(Recorded data)
******************************

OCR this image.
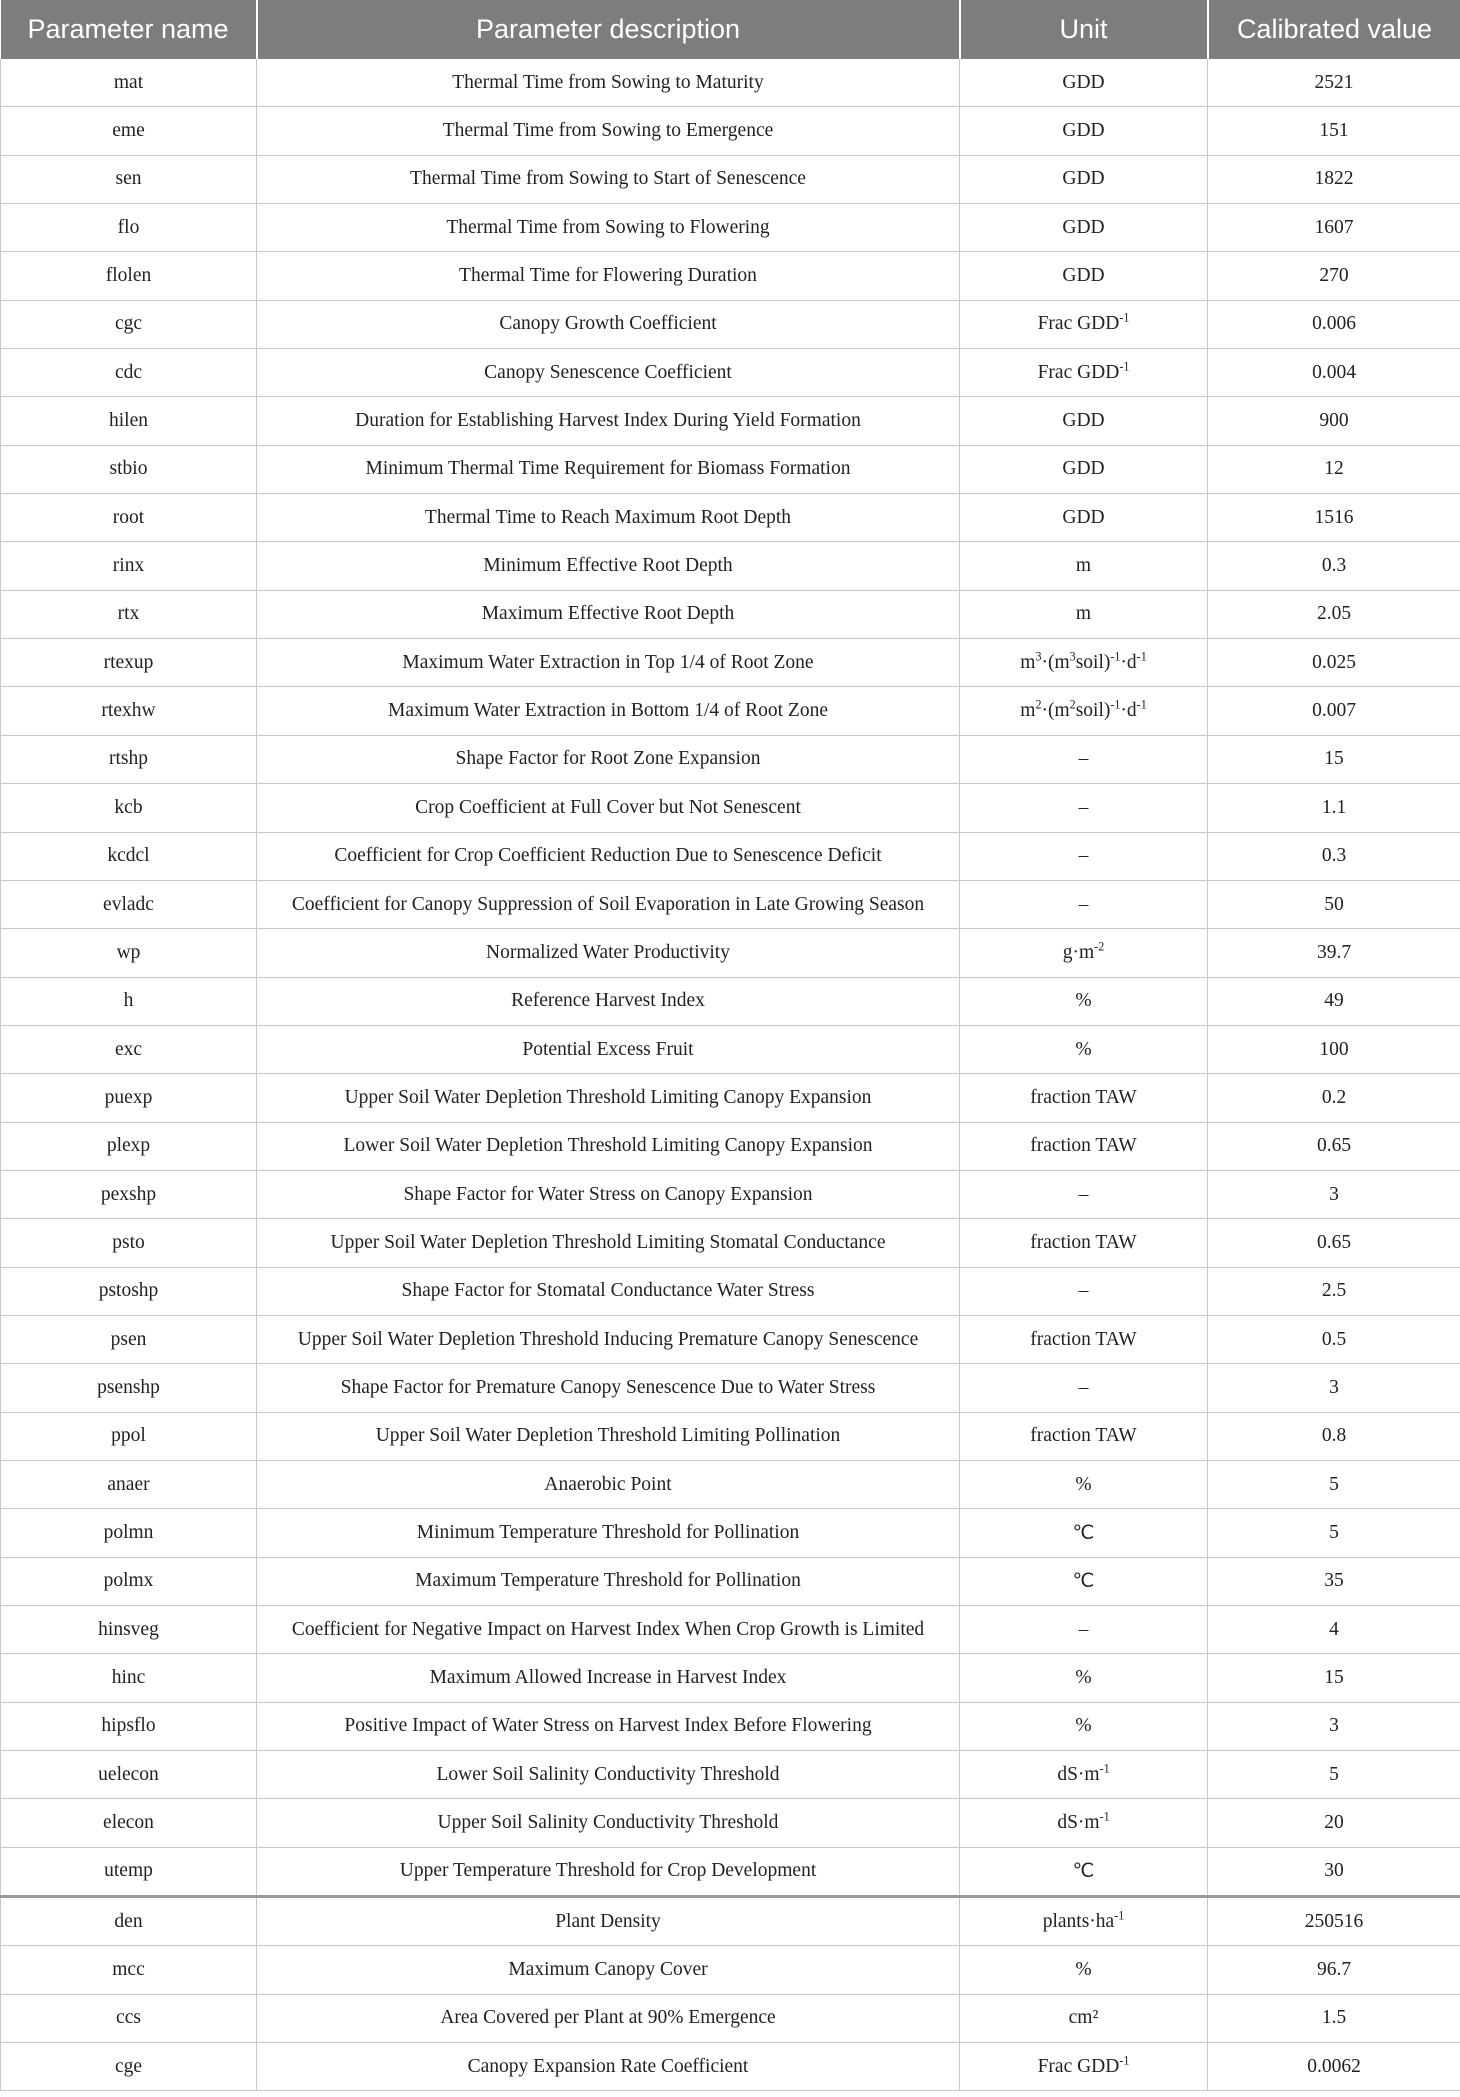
Parameter name	Parameter description	Unit	Calibrated value
mat	Thermal Time from Sowing to Maturity	GDD	2521
eme	Thermal Time from Sowing to Emergence	GDD	151
sen	Thermal Time from Sowing to Start of Senescence	GDD	1822
flo	Thermal Time from Sowing to Flowering	GDD	1607
flolen	Thermal Time for Flowering Duration	GDD	270
cgc	Canopy Growth Coefficient	Frac $GDD^{-1}$	0.006
cdc	Canopy Senescence Coefficient	Frac $GDD^{-1}$	0.004
hilen	Duration for Establishing Harvest Index During Yield Formation	GDD	900
stbio	Minimum Thermal Time Requirement for Biomass Formation	GDD	12
root	Thermal Time to Reach Maximum Root Depth	GDD	1516
rinx	Minimum Effective Root Depth	m	0.3
rtx	Maximum Effective Root Depth	m	2.05
rtexup	Maximum Water Extraction in Top 1/4 of Root Zone	$m^3\cdot(m^3soil)^{-1}\cdot d^{-1}$	0.025
rtexhw	Maximum Water Extraction in Bottom 1/4 of Root Zone	$m^2\cdot(m^2soil)^{-1}\cdot d^{-1}$	0.007
rtshp	Shape Factor for Root Zone Expansion	–	15
kcb	Crop Coefficient at Full Cover but Not Senescent	–	1.1
kcdcl	Coefficient for Crop Coefficient Reduction Due to Senescence Deficit	–	0.3
evladc	Coefficient for Canopy Suppression of Soil Evaporation in Late Growing Season	–	50
wp	Normalized Water Productivity	$g\cdot m^{-2}$	39.7
h	Reference Harvest Index	%	49
exc	Potential Excess Fruit	%	100
puexp	Upper Soil Water Depletion Threshold Limiting Canopy Expansion	fraction TAW	0.2
plexp	Lower Soil Water Depletion Threshold Limiting Canopy Expansion	fraction TAW	0.65
pexshp	Shape Factor for Water Stress on Canopy Expansion	–	3
psto	Upper Soil Water Depletion Threshold Limiting Stomatal Conductance	fraction TAW	0.65
pstoshp	Shape Factor for Stomatal Conductance Water Stress	–	2.5
psen	Upper Soil Water Depletion Threshold Inducing Premature Canopy Senescence	fraction TAW	0.5
psenshp	Shape Factor for Premature Canopy Senescence Due to Water Stress	–	3
ppol	Upper Soil Water Depletion Threshold Limiting Pollination	fraction TAW	0.8
anaer	Anaerobic Point	%	5
polmn	Minimum Temperature Threshold for Pollination	℃	5
polmx	Maximum Temperature Threshold for Pollination	℃	35
hinsveg	Coefficient for Negative Impact on Harvest Index When Crop Growth is Limited	–	4
hinc	Maximum Allowed Increase in Harvest Index	%	15
hipsflo	Positive Impact of Water Stress on Harvest Index Before Flowering	%	3
uelecon	Lower Soil Salinity Conductivity Threshold	$dS\cdot m^{-1}$	5
elecon	Upper Soil Salinity Conductivity Threshold	$dS\cdot m^{-1}$	20
utemp	Upper Temperature Threshold for Crop Development	℃	30
den	Plant Density	$plants\cdot ha^{-1}$	250516
mcc	Maximum Canopy Cover	%	96.7
ccs	Area Covered per Plant at 90% Emergence	cm²	1.5
cge	Canopy Expansion Rate Coefficient	Frac $GDD^{-1}$	0.0062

******************************

What to produce → Return the listing above word for word, with the pictures removed.

Solution →
OCR this image.
Parameter name	Parameter description	Unit	Calibrated value
mat	Thermal Time from Sowing to Maturity	GDD	2521
eme	Thermal Time from Sowing to Emergence	GDD	151
sen	Thermal Time from Sowing to Start of Senescence	GDD	1822
flo	Thermal Time from Sowing to Flowering	GDD	1607
flolen	Thermal Time for Flowering Duration	GDD	270
cgc	Canopy Growth Coefficient	Frac $GDD^{-1}$	0.006
cdc	Canopy Senescence Coefficient	Frac $GDD^{-1}$	0.004
hilen	Duration for Establishing Harvest Index During Yield Formation	GDD	900
stbio	Minimum Thermal Time Requirement for Biomass Formation	GDD	12
root	Thermal Time to Reach Maximum Root Depth	GDD	1516
rinx	Minimum Effective Root Depth	m	0.3
rtx	Maximum Effective Root Depth	m	2.05
rtexup	Maximum Water Extraction in Top 1/4 of Root Zone	$m^3\cdot(m^3soil)^{-1}\cdot d^{-1}$	0.025
rtexhw	Maximum Water Extraction in Bottom 1/4 of Root Zone	$m^2\cdot(m^2soil)^{-1}\cdot d^{-1}$	0.007
rtshp	Shape Factor for Root Zone Expansion	–	15
kcb	Crop Coefficient at Full Cover but Not Senescent	–	1.1
kcdcl	Coefficient for Crop Coefficient Reduction Due to Senescence Deficit	–	0.3
evladc	Coefficient for Canopy Suppression of Soil Evaporation in Late Growing Season	–	50
wp	Normalized Water Productivity	$g\cdot m^{-2}$	39.7
h	Reference Harvest Index	%	49
exc	Potential Excess Fruit	%	100
puexp	Upper Soil Water Depletion Threshold Limiting Canopy Expansion	fraction TAW	0.2
plexp	Lower Soil Water Depletion Threshold Limiting Canopy Expansion	fraction TAW	0.65
pexshp	Shape Factor for Water Stress on Canopy Expansion	–	3
psto	Upper Soil Water Depletion Threshold Limiting Stomatal Conductance	fraction TAW	0.65
pstoshp	Shape Factor for Stomatal Conductance Water Stress	–	2.5
psen	Upper Soil Water Depletion Threshold Inducing Premature Canopy Senescence	fraction TAW	0.5
psenshp	Shape Factor for Premature Canopy Senescence Due to Water Stress	–	3
ppol	Upper Soil Water Depletion Threshold Limiting Pollination	fraction TAW	0.8
anaer	Anaerobic Point	%	5
polmn	Minimum Temperature Threshold for Pollination	℃	5
polmx	Maximum Temperature Threshold for Pollination	℃	35
hinsveg	Coefficient for Negative Impact on Harvest Index When Crop Growth is Limited	–	4
hinc	Maximum Allowed Increase in Harvest Index	%	15
hipsflo	Positive Impact of Water Stress on Harvest Index Before Flowering	%	3
uelecon	Lower Soil Salinity Conductivity Threshold	$dS\cdot m^{-1}$	5
elecon	Upper Soil Salinity Conductivity Threshold	$dS\cdot m^{-1}$	20
utemp	Upper Temperature Threshold for Crop Development	℃	30
den	Plant Density	$plants\cdot ha^{-1}$	250516
mcc	Maximum Canopy Cover	%	96.7
ccs	Area Covered per Plant at 90% Emergence	cm²	1.5
cge	Canopy Expansion Rate Coefficient	Frac $GDD^{-1}$	0.0062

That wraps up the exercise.